◆ **PROBLEM DESCRIPTION**: Only the lines from the one with "Give me a plain-text" through the final line should be given again, exactly as they appear, minus the pictures.

◆ **DATASET RECORDS**:
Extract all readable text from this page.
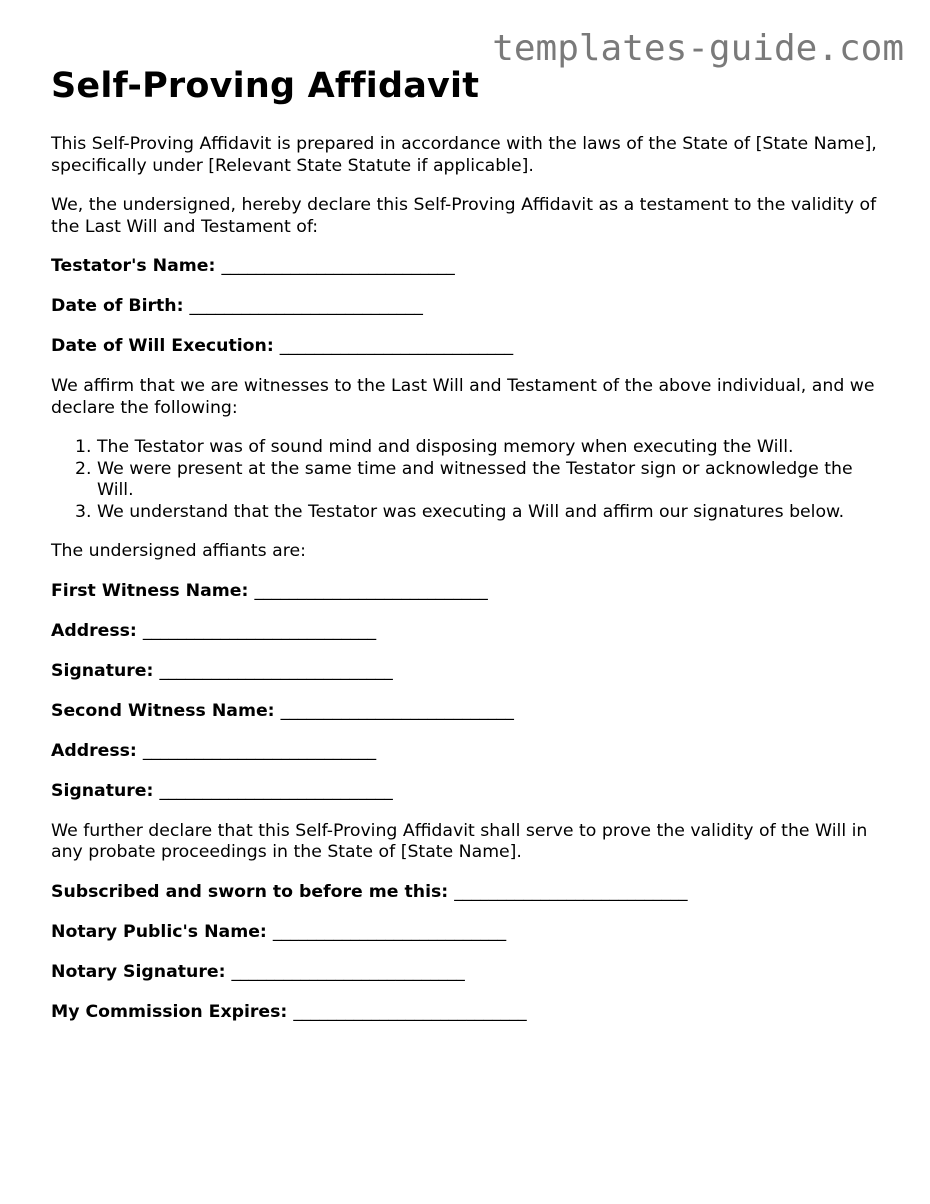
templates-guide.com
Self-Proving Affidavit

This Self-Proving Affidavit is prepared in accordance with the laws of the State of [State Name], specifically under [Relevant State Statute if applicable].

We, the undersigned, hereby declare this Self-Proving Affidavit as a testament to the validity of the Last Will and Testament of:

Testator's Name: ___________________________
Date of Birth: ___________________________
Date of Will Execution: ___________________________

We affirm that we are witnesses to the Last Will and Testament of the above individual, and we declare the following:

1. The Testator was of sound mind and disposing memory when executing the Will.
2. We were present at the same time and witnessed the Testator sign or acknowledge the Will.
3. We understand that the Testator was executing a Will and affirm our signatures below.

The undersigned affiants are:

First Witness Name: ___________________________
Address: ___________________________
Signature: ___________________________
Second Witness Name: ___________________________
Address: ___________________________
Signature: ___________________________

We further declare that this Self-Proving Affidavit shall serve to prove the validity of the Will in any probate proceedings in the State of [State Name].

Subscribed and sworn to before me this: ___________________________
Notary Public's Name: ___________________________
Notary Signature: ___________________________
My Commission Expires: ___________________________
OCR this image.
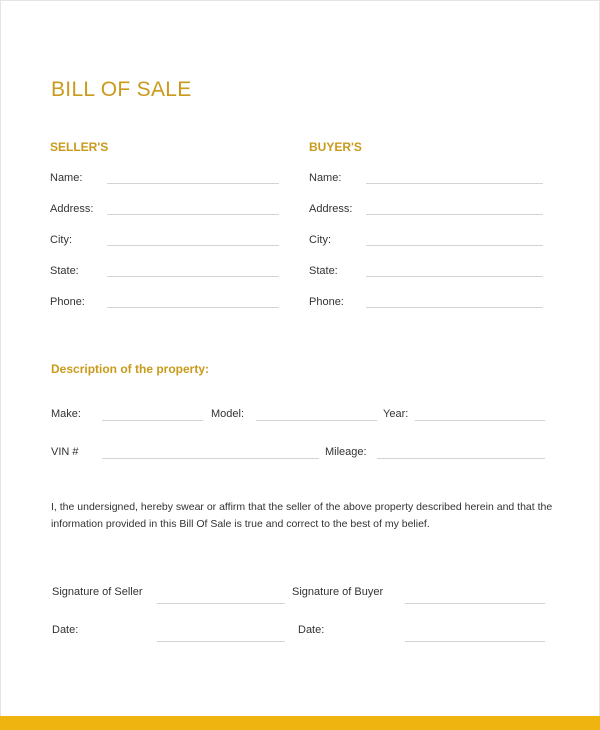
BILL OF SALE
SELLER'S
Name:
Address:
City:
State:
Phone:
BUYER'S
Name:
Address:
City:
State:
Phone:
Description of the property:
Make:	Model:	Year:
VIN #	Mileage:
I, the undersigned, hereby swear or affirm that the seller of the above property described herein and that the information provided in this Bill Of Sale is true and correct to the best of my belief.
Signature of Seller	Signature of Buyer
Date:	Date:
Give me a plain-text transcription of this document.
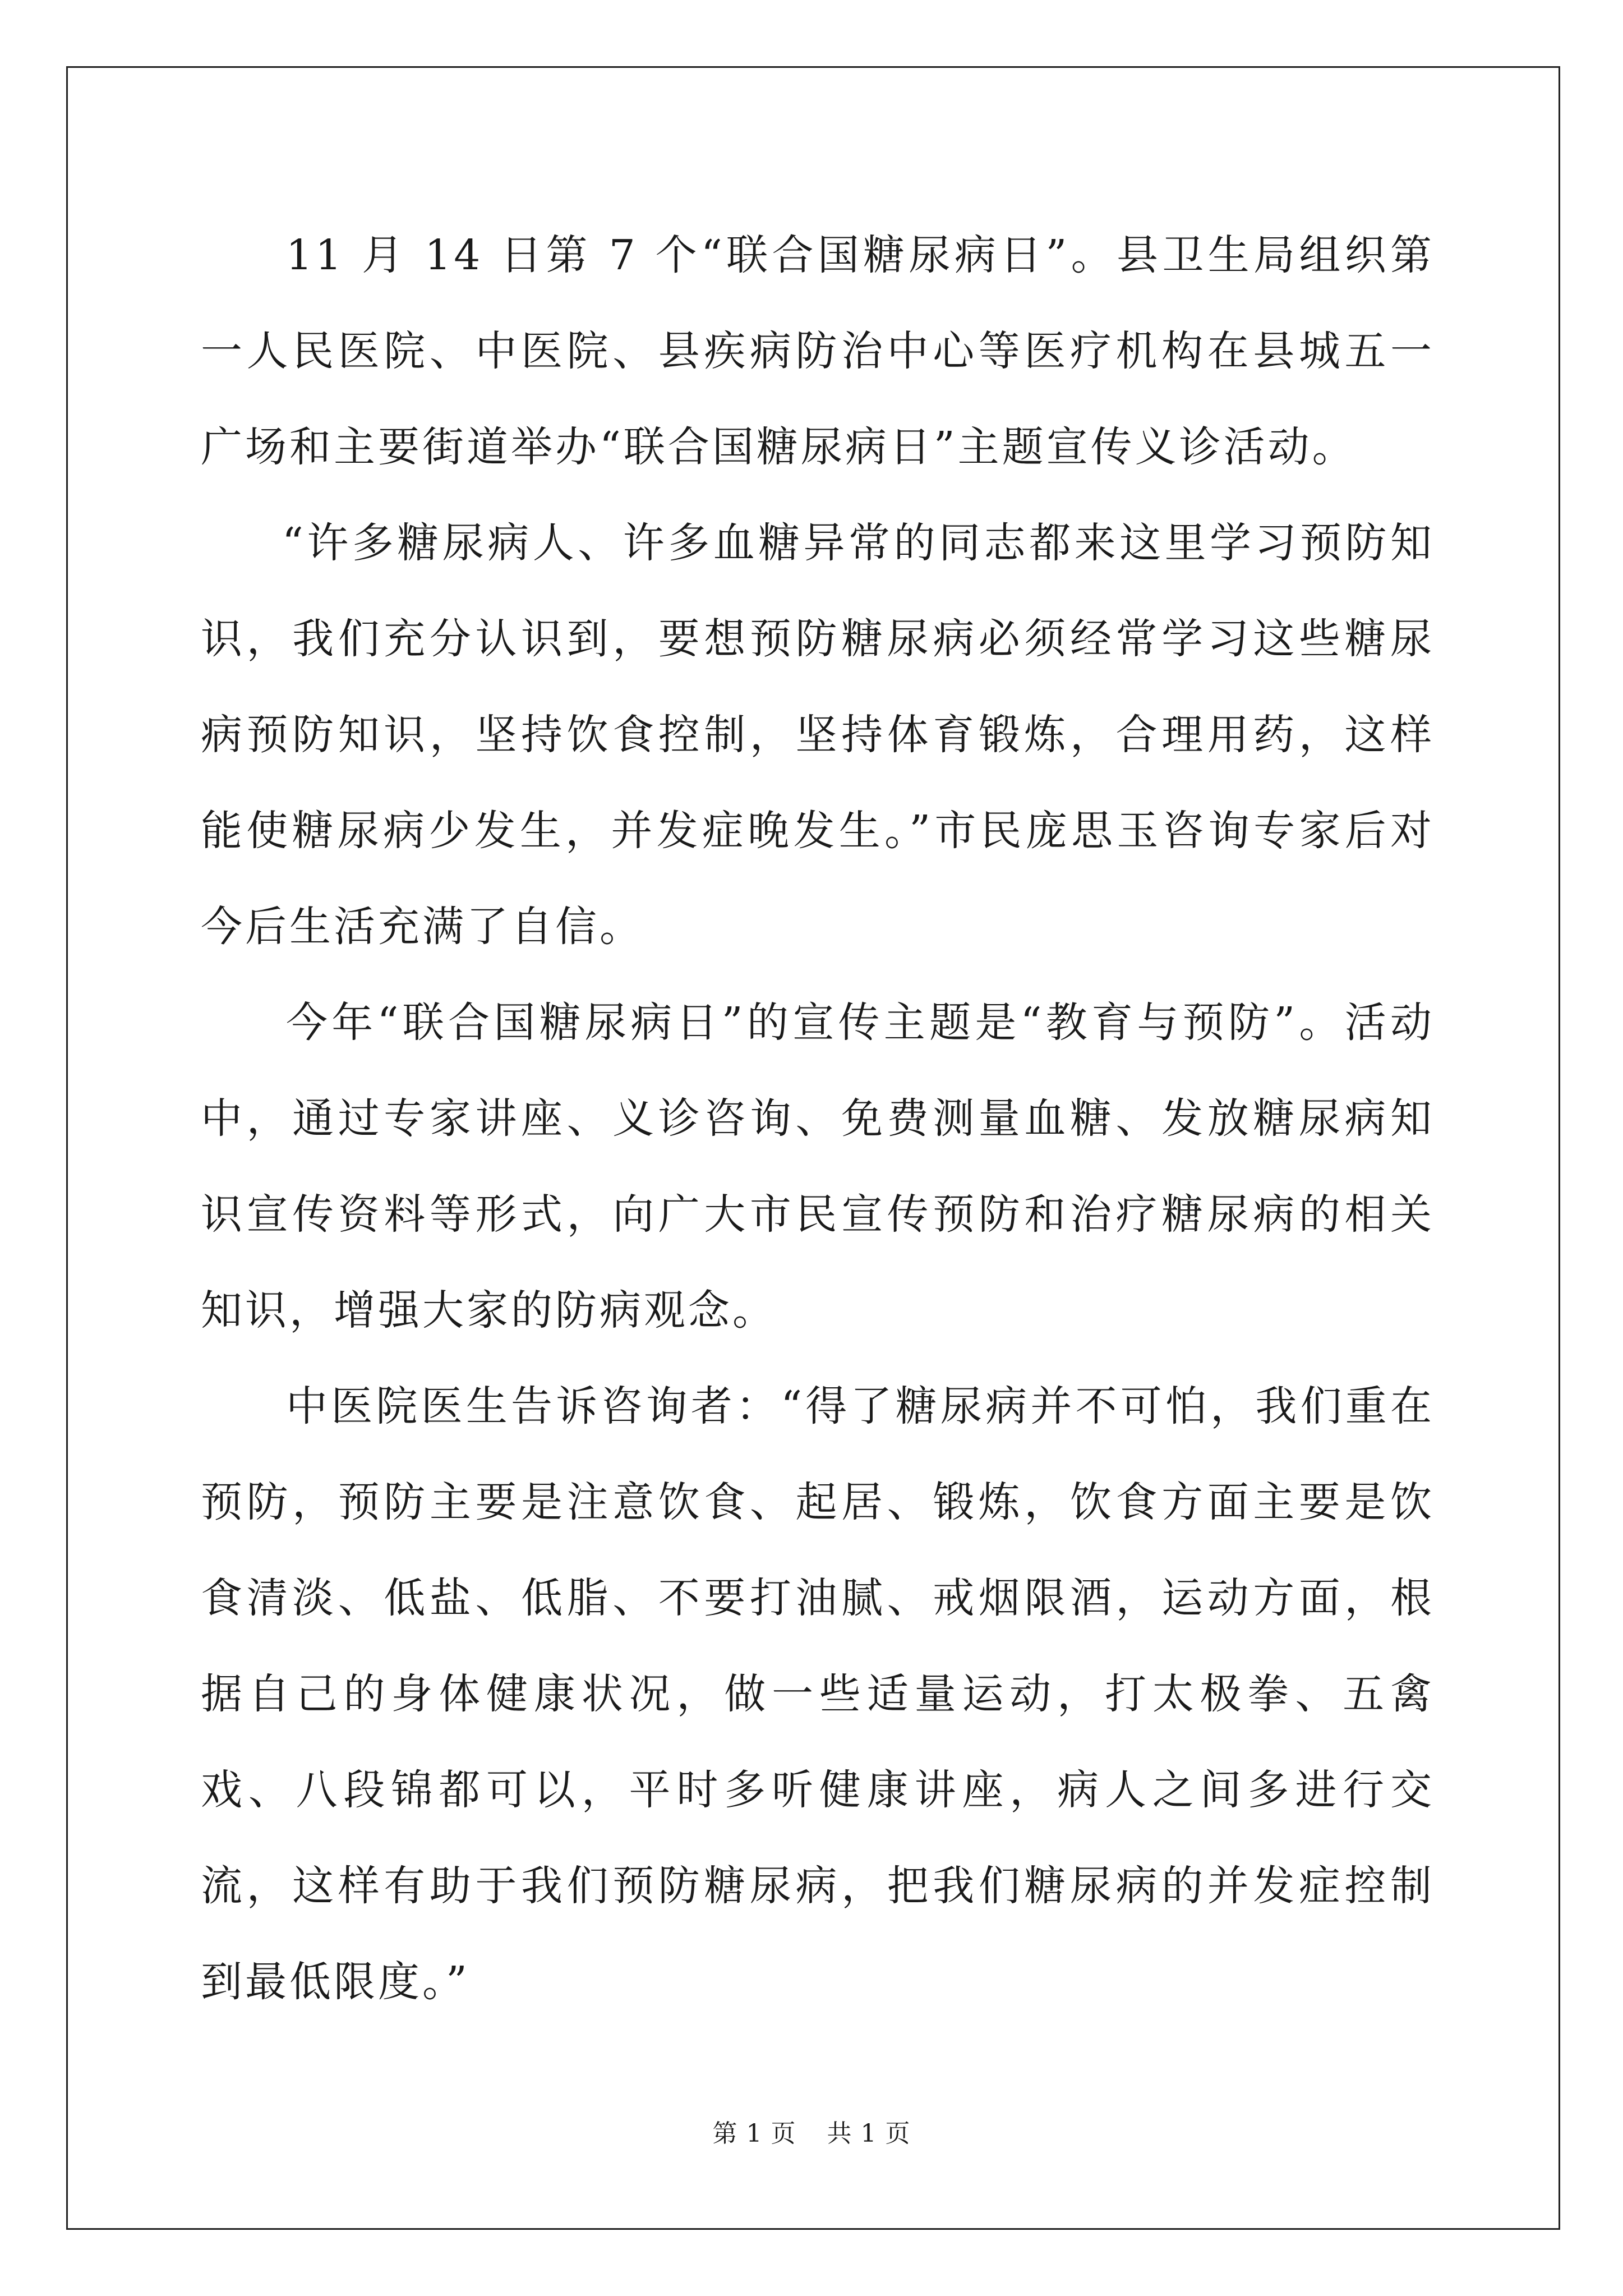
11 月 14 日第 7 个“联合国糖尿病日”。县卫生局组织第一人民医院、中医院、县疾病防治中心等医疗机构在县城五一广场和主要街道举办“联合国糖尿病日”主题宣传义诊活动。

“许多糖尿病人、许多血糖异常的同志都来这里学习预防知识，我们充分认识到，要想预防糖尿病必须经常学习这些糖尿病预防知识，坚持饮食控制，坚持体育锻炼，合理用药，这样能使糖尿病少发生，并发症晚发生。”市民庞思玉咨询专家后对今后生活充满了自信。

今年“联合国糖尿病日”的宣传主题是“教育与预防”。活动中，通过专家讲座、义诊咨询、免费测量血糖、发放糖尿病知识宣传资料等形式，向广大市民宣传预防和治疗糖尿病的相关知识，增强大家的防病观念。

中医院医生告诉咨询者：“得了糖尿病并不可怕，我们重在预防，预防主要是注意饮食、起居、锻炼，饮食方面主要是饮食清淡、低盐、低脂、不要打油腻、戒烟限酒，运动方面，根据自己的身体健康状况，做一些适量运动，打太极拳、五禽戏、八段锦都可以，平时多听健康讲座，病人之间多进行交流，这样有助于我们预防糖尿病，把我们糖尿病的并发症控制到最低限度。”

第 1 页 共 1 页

◆ **FULL RESPONSE**:
Give me a plain-text transcription of this document.
11 月 14 日第 7 个“联合国糖尿病日”。县卫生局组织第一人民医院、中医院、县疾病防治中心等医疗机构在县城五一广场和主要街道举办“联合国糖尿病日”主题宣传义诊活动。

“许多糖尿病人、许多血糖异常的同志都来这里学习预防知识，我们充分认识到，要想预防糖尿病必须经常学习这些糖尿病预防知识，坚持饮食控制，坚持体育锻炼，合理用药，这样能使糖尿病少发生，并发症晚发生。”市民庞思玉咨询专家后对今后生活充满了自信。

今年“联合国糖尿病日”的宣传主题是“教育与预防”。活动中，通过专家讲座、义诊咨询、免费测量血糖、发放糖尿病知识宣传资料等形式，向广大市民宣传预防和治疗糖尿病的相关知识，增强大家的防病观念。

中医院医生告诉咨询者：“得了糖尿病并不可怕，我们重在预防，预防主要是注意饮食、起居、锻炼，饮食方面主要是饮食清淡、低盐、低脂、不要打油腻、戒烟限酒，运动方面，根据自己的身体健康状况，做一些适量运动，打太极拳、五禽戏、八段锦都可以，平时多听健康讲座，病人之间多进行交流，这样有助于我们预防糖尿病，把我们糖尿病的并发症控制到最低限度。”

第 1 页 共 1 页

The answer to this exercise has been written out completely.